▶ Your goal: Return every record verbatim.

[start]

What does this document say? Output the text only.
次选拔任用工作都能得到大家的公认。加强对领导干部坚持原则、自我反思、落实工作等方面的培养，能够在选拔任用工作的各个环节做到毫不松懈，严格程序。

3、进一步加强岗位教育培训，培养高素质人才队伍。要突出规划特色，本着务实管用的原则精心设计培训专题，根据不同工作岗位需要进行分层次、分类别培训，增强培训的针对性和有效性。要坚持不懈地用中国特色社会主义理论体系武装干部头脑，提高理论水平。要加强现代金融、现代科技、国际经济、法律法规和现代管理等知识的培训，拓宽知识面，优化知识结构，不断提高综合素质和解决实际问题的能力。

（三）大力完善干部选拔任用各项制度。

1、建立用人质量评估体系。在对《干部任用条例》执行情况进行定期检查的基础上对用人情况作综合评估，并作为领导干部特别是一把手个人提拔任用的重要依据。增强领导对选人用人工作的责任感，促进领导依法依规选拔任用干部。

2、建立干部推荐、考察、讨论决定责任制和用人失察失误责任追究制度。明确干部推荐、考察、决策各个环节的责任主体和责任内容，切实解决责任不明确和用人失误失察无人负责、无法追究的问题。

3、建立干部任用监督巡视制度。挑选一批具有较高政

[end]

▶ Solution to the exercise:
What does this document say? Output the text only.
次选拔任用工作都能得到大家的公认。加强对领导干部坚持原则、自我反思、落实工作等方面的培养，能够在选拔任用工作的各个环节做到毫不松懈，严格程序。

3、进一步加强岗位教育培训，培养高素质人才队伍。要突出规划特色，本着务实管用的原则精心设计培训专题，根据不同工作岗位需要进行分层次、分类别培训，增强培训的针对性和有效性。要坚持不懈地用中国特色社会主义理论体系武装干部头脑，提高理论水平。要加强现代金融、现代科技、国际经济、法律法规和现代管理等知识的培训，拓宽知识面，优化知识结构，不断提高综合素质和解决实际问题的能力。

（三）大力完善干部选拔任用各项制度。

1、建立用人质量评估体系。在对《干部任用条例》执行情况进行定期检查的基础上对用人情况作综合评估，并作为领导干部特别是一把手个人提拔任用的重要依据。增强领导对选人用人工作的责任感，促进领导依法依规选拔任用干部。

2、建立干部推荐、考察、讨论决定责任制和用人失察失误责任追究制度。明确干部推荐、考察、决策各个环节的责任主体和责任内容，切实解决责任不明确和用人失误失察无人负责、无法追究的问题。

3、建立干部任用监督巡视制度。挑选一批具有较高政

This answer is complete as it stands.